> **WORK TO BE COMPLETED**
Beneath this task is a listing; retype all of it exactly.

> **MATERIAL SUPPLIED**
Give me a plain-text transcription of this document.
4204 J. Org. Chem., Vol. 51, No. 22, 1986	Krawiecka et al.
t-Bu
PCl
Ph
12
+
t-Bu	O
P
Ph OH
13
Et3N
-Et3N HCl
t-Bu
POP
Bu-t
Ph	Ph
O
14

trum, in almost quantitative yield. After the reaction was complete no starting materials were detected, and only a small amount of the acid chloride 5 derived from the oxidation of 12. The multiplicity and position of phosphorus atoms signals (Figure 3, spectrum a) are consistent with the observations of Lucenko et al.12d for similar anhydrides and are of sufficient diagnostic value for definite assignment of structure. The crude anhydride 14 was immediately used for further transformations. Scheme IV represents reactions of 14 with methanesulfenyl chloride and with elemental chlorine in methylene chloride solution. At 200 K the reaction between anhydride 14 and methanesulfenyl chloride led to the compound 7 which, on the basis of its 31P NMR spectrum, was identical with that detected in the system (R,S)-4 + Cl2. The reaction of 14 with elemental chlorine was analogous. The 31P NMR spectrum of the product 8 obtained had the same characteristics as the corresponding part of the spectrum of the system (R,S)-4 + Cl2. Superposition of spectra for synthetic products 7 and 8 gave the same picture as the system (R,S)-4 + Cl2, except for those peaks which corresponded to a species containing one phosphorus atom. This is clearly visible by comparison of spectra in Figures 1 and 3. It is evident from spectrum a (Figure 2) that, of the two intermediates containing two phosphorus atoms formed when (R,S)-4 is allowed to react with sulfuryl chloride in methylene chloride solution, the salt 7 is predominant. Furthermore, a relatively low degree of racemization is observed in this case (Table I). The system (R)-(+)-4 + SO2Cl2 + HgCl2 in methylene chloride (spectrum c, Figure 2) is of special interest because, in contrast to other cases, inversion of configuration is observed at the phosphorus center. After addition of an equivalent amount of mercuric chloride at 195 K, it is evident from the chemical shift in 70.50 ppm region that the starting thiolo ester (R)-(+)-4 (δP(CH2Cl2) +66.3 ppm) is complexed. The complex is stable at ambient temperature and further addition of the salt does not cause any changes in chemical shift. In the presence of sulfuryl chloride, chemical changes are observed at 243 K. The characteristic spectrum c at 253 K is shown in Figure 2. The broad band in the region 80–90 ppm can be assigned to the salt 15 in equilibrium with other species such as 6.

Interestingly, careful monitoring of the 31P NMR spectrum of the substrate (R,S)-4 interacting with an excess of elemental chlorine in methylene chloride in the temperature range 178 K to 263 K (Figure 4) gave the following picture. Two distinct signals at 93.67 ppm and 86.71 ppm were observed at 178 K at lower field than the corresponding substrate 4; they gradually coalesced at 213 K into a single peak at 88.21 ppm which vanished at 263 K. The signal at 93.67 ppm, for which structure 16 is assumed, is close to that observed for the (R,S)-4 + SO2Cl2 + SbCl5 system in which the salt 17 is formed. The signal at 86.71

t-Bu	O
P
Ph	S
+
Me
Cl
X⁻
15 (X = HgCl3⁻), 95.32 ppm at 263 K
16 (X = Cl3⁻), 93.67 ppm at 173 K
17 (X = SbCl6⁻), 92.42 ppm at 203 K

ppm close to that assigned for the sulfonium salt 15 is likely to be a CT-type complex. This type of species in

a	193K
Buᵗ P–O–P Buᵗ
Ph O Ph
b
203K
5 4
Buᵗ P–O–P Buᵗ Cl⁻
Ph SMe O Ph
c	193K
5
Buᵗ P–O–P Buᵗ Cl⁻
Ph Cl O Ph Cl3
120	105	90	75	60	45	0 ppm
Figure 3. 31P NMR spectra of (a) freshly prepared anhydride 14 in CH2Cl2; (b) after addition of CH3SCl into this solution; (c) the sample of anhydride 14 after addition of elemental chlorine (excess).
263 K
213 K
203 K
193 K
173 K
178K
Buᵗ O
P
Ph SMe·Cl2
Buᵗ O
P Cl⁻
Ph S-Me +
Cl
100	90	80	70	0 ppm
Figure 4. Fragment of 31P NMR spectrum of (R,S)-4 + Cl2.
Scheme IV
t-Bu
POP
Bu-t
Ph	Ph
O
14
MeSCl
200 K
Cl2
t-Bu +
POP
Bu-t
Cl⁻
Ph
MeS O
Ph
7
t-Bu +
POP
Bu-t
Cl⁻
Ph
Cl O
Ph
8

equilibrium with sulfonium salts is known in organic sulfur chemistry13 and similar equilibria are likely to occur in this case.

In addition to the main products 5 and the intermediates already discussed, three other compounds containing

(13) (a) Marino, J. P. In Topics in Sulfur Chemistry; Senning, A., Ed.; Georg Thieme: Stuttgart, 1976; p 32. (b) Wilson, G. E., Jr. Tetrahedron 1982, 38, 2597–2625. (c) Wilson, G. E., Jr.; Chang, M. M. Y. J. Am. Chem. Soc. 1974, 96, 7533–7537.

> **FULL OUTPUT**
Give me a plain-text transcription of this document.
4204 J. Org. Chem., Vol. 51, No. 22, 1986	Krawiecka et al.
t-Bu
PCl
Ph
12
+
t-Bu	O
P
Ph OH
13
Et3N
-Et3N HCl
t-Bu
POP
Bu-t
Ph	Ph
O
14

trum, in almost quantitative yield. After the reaction was complete no starting materials were detected, and only a small amount of the acid chloride 5 derived from the oxidation of 12. The multiplicity and position of phosphorus atoms signals (Figure 3, spectrum a) are consistent with the observations of Lucenko et al.12d for similar anhydrides and are of sufficient diagnostic value for definite assignment of structure. The crude anhydride 14 was immediately used for further transformations. Scheme IV represents reactions of 14 with methanesulfenyl chloride and with elemental chlorine in methylene chloride solution. At 200 K the reaction between anhydride 14 and methanesulfenyl chloride led to the compound 7 which, on the basis of its 31P NMR spectrum, was identical with that detected in the system (R,S)-4 + Cl2. The reaction of 14 with elemental chlorine was analogous. The 31P NMR spectrum of the product 8 obtained had the same characteristics as the corresponding part of the spectrum of the system (R,S)-4 + Cl2. Superposition of spectra for synthetic products 7 and 8 gave the same picture as the system (R,S)-4 + Cl2, except for those peaks which corresponded to a species containing one phosphorus atom. This is clearly visible by comparison of spectra in Figures 1 and 3. It is evident from spectrum a (Figure 2) that, of the two intermediates containing two phosphorus atoms formed when (R,S)-4 is allowed to react with sulfuryl chloride in methylene chloride solution, the salt 7 is predominant. Furthermore, a relatively low degree of racemization is observed in this case (Table I). The system (R)-(+)-4 + SO2Cl2 + HgCl2 in methylene chloride (spectrum c, Figure 2) is of special interest because, in contrast to other cases, inversion of configuration is observed at the phosphorus center. After addition of an equivalent amount of mercuric chloride at 195 K, it is evident from the chemical shift in 70.50 ppm region that the starting thiolo ester (R)-(+)-4 (δP(CH2Cl2) +66.3 ppm) is complexed. The complex is stable at ambient temperature and further addition of the salt does not cause any changes in chemical shift. In the presence of sulfuryl chloride, chemical changes are observed at 243 K. The characteristic spectrum c at 253 K is shown in Figure 2. The broad band in the region 80–90 ppm can be assigned to the salt 15 in equilibrium with other species such as 6.

Interestingly, careful monitoring of the 31P NMR spectrum of the substrate (R,S)-4 interacting with an excess of elemental chlorine in methylene chloride in the temperature range 178 K to 263 K (Figure 4) gave the following picture. Two distinct signals at 93.67 ppm and 86.71 ppm were observed at 178 K at lower field than the corresponding substrate 4; they gradually coalesced at 213 K into a single peak at 88.21 ppm which vanished at 263 K. The signal at 93.67 ppm, for which structure 16 is assumed, is close to that observed for the (R,S)-4 + SO2Cl2 + SbCl5 system in which the salt 17 is formed. The signal at 86.71

t-Bu	O
P
Ph	S
+
Me
Cl
X⁻
15 (X = HgCl3⁻), 95.32 ppm at 263 K
16 (X = Cl3⁻), 93.67 ppm at 173 K
17 (X = SbCl6⁻), 92.42 ppm at 203 K

ppm close to that assigned for the sulfonium salt 15 is likely to be a CT-type complex. This type of species in

a	193K
Buᵗ P–O–P Buᵗ
Ph O Ph
b
203K
5 4
Buᵗ P–O–P Buᵗ Cl⁻
Ph SMe O Ph
c	193K
5
Buᵗ P–O–P Buᵗ Cl⁻
Ph Cl O Ph Cl3
120	105	90	75	60	45	0 ppm
Figure 3. 31P NMR spectra of (a) freshly prepared anhydride 14 in CH2Cl2; (b) after addition of CH3SCl into this solution; (c) the sample of anhydride 14 after addition of elemental chlorine (excess).
263 K
213 K
203 K
193 K
173 K
178K
Buᵗ O
P
Ph SMe·Cl2
Buᵗ O
P Cl⁻
Ph S-Me +
Cl
100	90	80	70	0 ppm
Figure 4. Fragment of 31P NMR spectrum of (R,S)-4 + Cl2.
Scheme IV
t-Bu
POP
Bu-t
Ph	Ph
O
14
MeSCl
200 K
Cl2
t-Bu +
POP
Bu-t
Cl⁻
Ph
MeS O
Ph
7
t-Bu +
POP
Bu-t
Cl⁻
Ph
Cl O
Ph
8

equilibrium with sulfonium salts is known in organic sulfur chemistry13 and similar equilibria are likely to occur in this case.

In addition to the main products 5 and the intermediates already discussed, three other compounds containing

(13) (a) Marino, J. P. In Topics in Sulfur Chemistry; Senning, A., Ed.; Georg Thieme: Stuttgart, 1976; p 32. (b) Wilson, G. E., Jr. Tetrahedron 1982, 38, 2597–2625. (c) Wilson, G. E., Jr.; Chang, M. M. Y. J. Am. Chem. Soc. 1974, 96, 7533–7537.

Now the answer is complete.